Kutipan Dokumen.
Wednesday 12 October 2016

Pendekatan pembelajaran matematika

Pendekatan pembelajaran matematika yaitu cara yang ditempuh guru dalam pelaksanaan pembelajaran agar konsep yang disajikan bisa beradaptasi dengan siswa” (Suherman dkk, 2001:70). Adapun pendekatan pembelajaran yang cocok dengan kondisi yang telah  dipaparkan di atas adalah pendekatan investigasi. Istilah investigasi mulai diperkenalkan sejak terbitnya laporan dari Cockroft (Evan, 1987 dalam Syaban, 2009) yang menyatakan bahwa :
Pembelajaran matematika harus melibatkan aktivitas-aktivitas berikut: (1) eksposisi (pemaparan) guru; (2) diskusi di antara siswa sendiri ataupun antara siswa dan guru; (3) kerja praktek; (4) pemantapan dan latihan pengerjaan soal; (5) pemecahan masalah; (6) investigasi.

Beberapa pendapat para ahli tentang investigasi di antaranya, Height (Krismanto, 2004, dalam Syaban, 2009) mengatakan bahwa ‘Investigasi berkaitan dengan kegiatan mengobservasi secara rinci dan menilai secara sistematis’. Jadi investigasi adalah proses penyelidikan yang dilakukan seseorang dan selanjutnya orang tersebut mengomunikasikan hasil perolehannya, dapat membandingkan hasil perolehannya dengan perolehan orang lain, karena dalam suatu investigasi dapat diperoleh satu atau lebih hasil.

Yang Diharapkan. Kutip persis bagian teks tentang pendekatan pembelajaran matematika di atas, mulai dari kata-kata yang memuat "Beberapa pendapat para" dan berhenti setelah "atau lebih hasil.".

Bahan Terkumpul.
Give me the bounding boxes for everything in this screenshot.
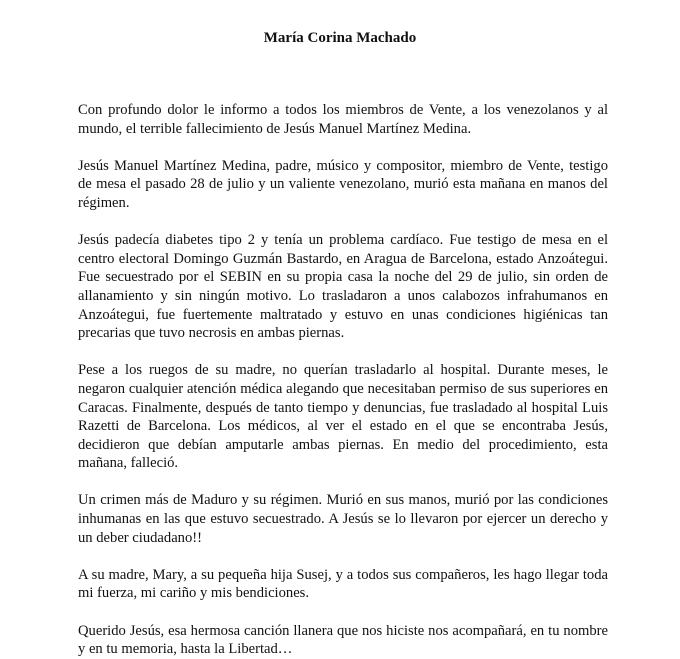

Jawaban Lengkap.
Beberapa pendapat para ahli tentang investigasi di antaranya, Height (Krismanto, 2004, dalam Syaban, 2009) mengatakan bahwa ‘Investigasi berkaitan dengan kegiatan mengobservasi secara rinci dan menilai secara sistematis’. Jadi investigasi adalah proses penyelidikan yang dilakukan seseorang dan selanjutnya orang tersebut mengomunikasikan hasil perolehannya, dapat membandingkan hasil perolehannya dengan perolehan orang lain, karena dalam suatu investigasi dapat diperoleh satu atau lebih hasil.